Items from a dataset:
* begin *

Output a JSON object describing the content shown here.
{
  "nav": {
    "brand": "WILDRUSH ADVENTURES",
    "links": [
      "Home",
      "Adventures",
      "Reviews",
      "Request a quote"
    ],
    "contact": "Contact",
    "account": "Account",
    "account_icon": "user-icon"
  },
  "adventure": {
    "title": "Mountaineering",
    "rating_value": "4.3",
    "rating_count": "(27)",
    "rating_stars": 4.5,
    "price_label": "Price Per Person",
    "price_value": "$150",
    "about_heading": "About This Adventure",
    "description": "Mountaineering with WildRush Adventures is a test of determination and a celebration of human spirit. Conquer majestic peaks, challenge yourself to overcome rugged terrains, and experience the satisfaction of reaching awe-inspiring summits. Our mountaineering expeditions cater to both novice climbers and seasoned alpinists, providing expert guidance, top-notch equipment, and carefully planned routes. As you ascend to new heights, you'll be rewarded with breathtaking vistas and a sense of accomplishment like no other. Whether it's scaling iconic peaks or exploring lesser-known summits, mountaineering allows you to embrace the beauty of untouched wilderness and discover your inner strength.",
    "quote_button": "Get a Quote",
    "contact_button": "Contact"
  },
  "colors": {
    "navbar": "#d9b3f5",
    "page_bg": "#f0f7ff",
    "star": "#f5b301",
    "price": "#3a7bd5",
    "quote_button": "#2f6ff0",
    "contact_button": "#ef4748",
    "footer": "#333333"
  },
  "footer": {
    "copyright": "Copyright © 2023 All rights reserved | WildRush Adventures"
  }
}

* end *

Exercise prompt: Transcribe every line of the data, exactly as it stands.

Worked solution:
Output a JSON object describing the content shown here.
{
  "nav": {
    "brand": "WILDRUSH ADVENTURES",
    "links": [
      "Home",
      "Adventures",
      "Reviews",
      "Request a quote"
    ],
    "contact": "Contact",
    "account": "Account",
    "account_icon": "user-icon"
  },
  "adventure": {
    "title": "Mountaineering",
    "rating_value": "4.3",
    "rating_count": "(27)",
    "rating_stars": 4.5,
    "price_label": "Price Per Person",
    "price_value": "$150",
    "about_heading": "About This Adventure",
    "description": "Mountaineering with WildRush Adventures is a test of determination and a celebration of human spirit. Conquer majestic peaks, challenge yourself to overcome rugged terrains, and experience the satisfaction of reaching awe-inspiring summits. Our mountaineering expeditions cater to both novice climbers and seasoned alpinists, providing expert guidance, top-notch equipment, and carefully planned routes. As you ascend to new heights, you'll be rewarded with breathtaking vistas and a sense of accomplishment like no other. Whether it's scaling iconic peaks or exploring lesser-known summits, mountaineering allows you to embrace the beauty of untouched wilderness and discover your inner strength.",
    "quote_button": "Get a Quote",
    "contact_button": "Contact"
  },
  "colors": {
    "navbar": "#d9b3f5",
    "page_bg": "#f0f7ff",
    "star": "#f5b301",
    "price": "#3a7bd5",
    "quote_button": "#2f6ff0",
    "contact_button": "#ef4748",
    "footer": "#333333"
  },
  "footer": {
    "copyright": "Copyright © 2023 All rights reserved | WildRush Adventures"
  }
}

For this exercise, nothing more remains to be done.